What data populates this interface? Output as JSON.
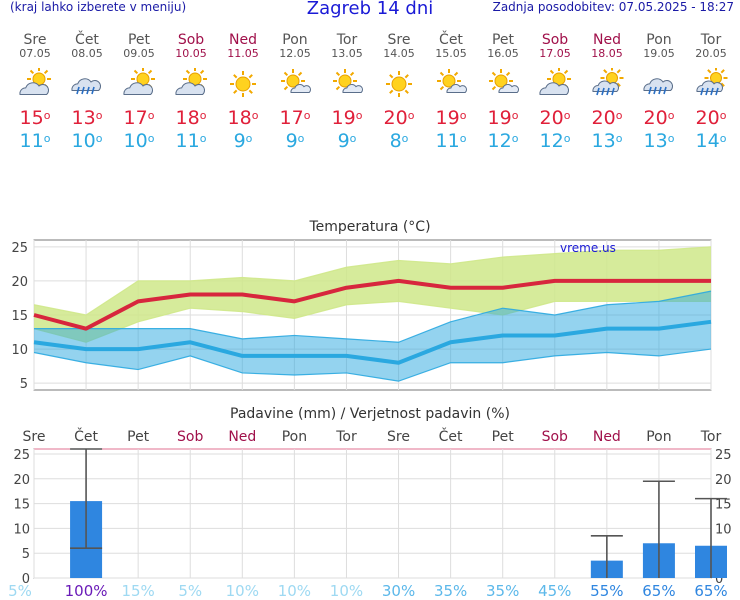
{
  "header": {
    "left": "(kraj lahko izberete v meniju)",
    "title": "Zagreb 14 dni",
    "updated": "Zadnja posodobitev: 07.05.2025 - 18:27"
  },
  "days": [
    {
      "name": "Sre",
      "date": "07.05",
      "weekend": false,
      "icon": "partly-cloudy-icon",
      "tmax": "15",
      "tmin": "11"
    },
    {
      "name": "Čet",
      "date": "08.05",
      "weekend": false,
      "icon": "rain-cloud-icon",
      "tmax": "13",
      "tmin": "10"
    },
    {
      "name": "Pet",
      "date": "09.05",
      "weekend": false,
      "icon": "partly-cloudy-icon",
      "tmax": "17",
      "tmin": "10"
    },
    {
      "name": "Sob",
      "date": "10.05",
      "weekend": true,
      "icon": "partly-cloudy-icon",
      "tmax": "18",
      "tmin": "11"
    },
    {
      "name": "Ned",
      "date": "11.05",
      "weekend": true,
      "icon": "sun-icon",
      "tmax": "18",
      "tmin": "9"
    },
    {
      "name": "Pon",
      "date": "12.05",
      "weekend": false,
      "icon": "sun-small-cloud-icon",
      "tmax": "17",
      "tmin": "9"
    },
    {
      "name": "Tor",
      "date": "13.05",
      "weekend": false,
      "icon": "sun-small-cloud-icon",
      "tmax": "19",
      "tmin": "9"
    },
    {
      "name": "Sre",
      "date": "14.05",
      "weekend": false,
      "icon": "sun-icon",
      "tmax": "20",
      "tmin": "8"
    },
    {
      "name": "Čet",
      "date": "15.05",
      "weekend": false,
      "icon": "sun-small-cloud-icon",
      "tmax": "19",
      "tmin": "11"
    },
    {
      "name": "Pet",
      "date": "16.05",
      "weekend": false,
      "icon": "sun-small-cloud-icon",
      "tmax": "19",
      "tmin": "12"
    },
    {
      "name": "Sob",
      "date": "17.05",
      "weekend": true,
      "icon": "partly-cloudy-icon",
      "tmax": "20",
      "tmin": "12"
    },
    {
      "name": "Ned",
      "date": "18.05",
      "weekend": true,
      "icon": "sun-rain-icon",
      "tmax": "20",
      "tmin": "13"
    },
    {
      "name": "Pon",
      "date": "19.05",
      "weekend": false,
      "icon": "rain-cloud-icon",
      "tmax": "20",
      "tmin": "13"
    },
    {
      "name": "Tor",
      "date": "20.05",
      "weekend": false,
      "icon": "sun-rain-icon",
      "tmax": "20",
      "tmin": "14"
    }
  ],
  "chart_data": [
    {
      "type": "line",
      "title": "Temperatura (°C)",
      "watermark": "vreme.us",
      "ylim": [
        4,
        26
      ],
      "yticks": [
        5,
        10,
        15,
        20,
        25
      ],
      "grid": true,
      "colors": {
        "max": "#d7263d",
        "max_band": "#cfe88a",
        "min": "#2aa8e0",
        "min_band": "#8fd9ee",
        "overlap": "#6fcf8e"
      },
      "series": [
        {
          "key": "max",
          "values": [
            15,
            13,
            17,
            18,
            18,
            17,
            19,
            20,
            19,
            19,
            20,
            20,
            20,
            20
          ]
        },
        {
          "key": "max_hi",
          "values": [
            16.5,
            15,
            20,
            20,
            20.5,
            20,
            22,
            23,
            22.5,
            23.5,
            24,
            24.5,
            24.5,
            25
          ]
        },
        {
          "key": "max_lo",
          "values": [
            13,
            11,
            14,
            16,
            15.5,
            14.5,
            16.5,
            17,
            16,
            15,
            17,
            17,
            17,
            17
          ]
        },
        {
          "key": "min",
          "values": [
            11,
            10,
            10,
            11,
            9,
            9,
            9,
            8,
            11,
            12,
            12,
            13,
            13,
            14
          ]
        },
        {
          "key": "min_hi",
          "values": [
            13,
            13,
            13,
            13,
            11.5,
            12,
            11.5,
            11,
            14,
            16,
            15,
            16.5,
            17,
            18.5
          ]
        },
        {
          "key": "min_lo",
          "values": [
            9.5,
            8,
            7,
            9,
            6.5,
            6.2,
            6.5,
            5.3,
            8,
            8,
            9,
            9.5,
            9,
            10
          ]
        }
      ]
    },
    {
      "type": "bar",
      "title": "Padavine (mm) / Verjetnost padavin (%)",
      "categories": [
        "Sre",
        "Čet",
        "Pet",
        "Sob",
        "Ned",
        "Pon",
        "Tor",
        "Sre",
        "Čet",
        "Pet",
        "Sob",
        "Ned",
        "Pon",
        "Tor"
      ],
      "weekend": [
        false,
        false,
        false,
        true,
        true,
        false,
        false,
        false,
        false,
        false,
        true,
        true,
        false,
        false
      ],
      "ylim": [
        0,
        26
      ],
      "yticks": [
        0,
        5,
        10,
        15,
        20,
        25
      ],
      "values": [
        0,
        15.5,
        0,
        0,
        0,
        0,
        0,
        0,
        0,
        0,
        0,
        3.5,
        7,
        6.5
      ],
      "err_lo": [
        null,
        6,
        null,
        null,
        null,
        null,
        null,
        null,
        null,
        null,
        null,
        0,
        0,
        0
      ],
      "err_hi": [
        null,
        26,
        null,
        null,
        null,
        null,
        null,
        null,
        null,
        null,
        null,
        8.5,
        19.5,
        16
      ],
      "probability": [
        "5%",
        "100%",
        "15%",
        "5%",
        "10%",
        "10%",
        "10%",
        "30%",
        "35%",
        "35%",
        "45%",
        "55%",
        "65%",
        "65%"
      ],
      "probability_colors": [
        "#9ed9f2",
        "#6a1bb8",
        "#9ed9f2",
        "#9ed9f2",
        "#9ed9f2",
        "#9ed9f2",
        "#9ed9f2",
        "#5cb8ea",
        "#5cb8ea",
        "#5cb8ea",
        "#5cb8ea",
        "#2f86e0",
        "#2f86e0",
        "#2f86e0"
      ],
      "bar_color": "#2f86e0"
    }
  ]
}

■ ■ ■ ■ ■ ■ ■

> WHAT THE TASK REQUIRES
Report every line in the data above in which the word "title" appears.

> EXERCISE ANSWER
    "title": "Zagreb 14 dni",
      "title": "Temperatura (°C)",
      "title": "Padavine (mm) / Verjetnost padavin (%)",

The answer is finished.